Work to complete: Repeat the listing exactly as given, omitting every image.

Data excerpts
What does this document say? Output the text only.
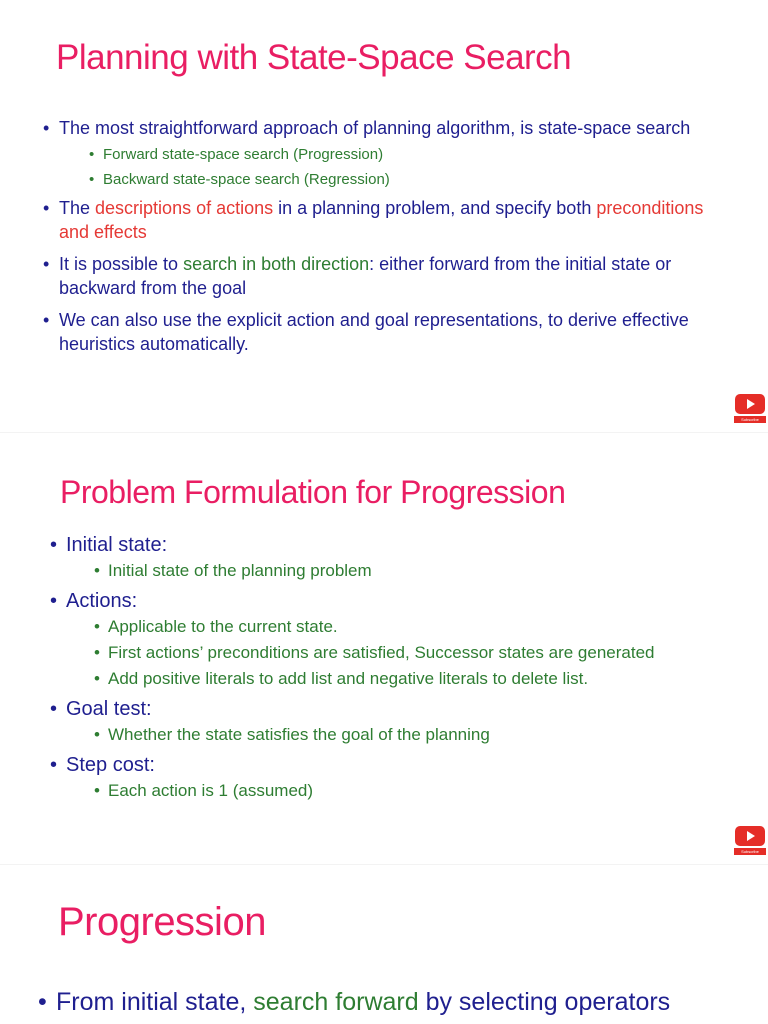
Planning with State-Space Search
• The most straightforward approach of planning algorithm, is state-space search
• Forward state-space search (Progression)
• Backward state-space search (Regression)
• The descriptions of actions in a planning problem, and specify both preconditions and effects
• It is possible to search in both direction: either forward from the initial state or backward from the goal
• We can also use the explicit action and goal representations, to derive effective heuristics automatically.
Subscribe
Problem Formulation for Progression
• Initial state:
• Initial state of the planning problem
• Actions:
• Applicable to the current state.
• First actions’ preconditions are satisfied, Successor states are generated
• Add positive literals to add list and negative literals to delete list.
• Goal test:
• Whether the state satisfies the goal of the planning
• Step cost:
• Each action is 1 (assumed)
Subscribe
Progression
• From initial state, search forward by selecting operators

Result for this task:
What does this document say? Output the text only.
Planning with State-Space Search
• The most straightforward approach of planning algorithm, is state-space search
• Forward state-space search (Progression)
• Backward state-space search (Regression)
• The descriptions of actions in a planning problem, and specify both preconditions and effects
• It is possible to search in both direction: either forward from the initial state or backward from the goal
• We can also use the explicit action and goal representations, to derive effective heuristics automatically.
Subscribe
Problem Formulation for Progression
• Initial state:
• Initial state of the planning problem
• Actions:
• Applicable to the current state.
• First actions’ preconditions are satisfied, Successor states are generated
• Add positive literals to add list and negative literals to delete list.
• Goal test:
• Whether the state satisfies the goal of the planning
• Step cost:
• Each action is 1 (assumed)
Subscribe
Progression
• From initial state, search forward by selecting operators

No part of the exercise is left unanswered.